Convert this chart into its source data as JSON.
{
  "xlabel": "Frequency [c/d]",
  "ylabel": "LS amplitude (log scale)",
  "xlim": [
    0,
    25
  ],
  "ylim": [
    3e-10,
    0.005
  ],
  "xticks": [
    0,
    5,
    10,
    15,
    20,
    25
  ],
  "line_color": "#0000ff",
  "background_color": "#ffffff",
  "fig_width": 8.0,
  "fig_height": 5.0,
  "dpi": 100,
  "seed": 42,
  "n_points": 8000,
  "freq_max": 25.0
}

###

WORK INSTRUCTIONS:
All the data must be duplicated exactly, with nothing added or removed.

WRITTEN SOLUTION:
Convert this chart into its source data as JSON.
{
  "xlabel": "Frequency [c/d]",
  "ylabel": "LS amplitude (log scale)",
  "xlim": [
    0,
    25
  ],
  "ylim": [
    3e-10,
    0.005
  ],
  "xticks": [
    0,
    5,
    10,
    15,
    20,
    25
  ],
  "line_color": "#0000ff",
  "background_color": "#ffffff",
  "fig_width": 8.0,
  "fig_height": 5.0,
  "dpi": 100,
  "seed": 42,
  "n_points": 8000,
  "freq_max": 25.0
}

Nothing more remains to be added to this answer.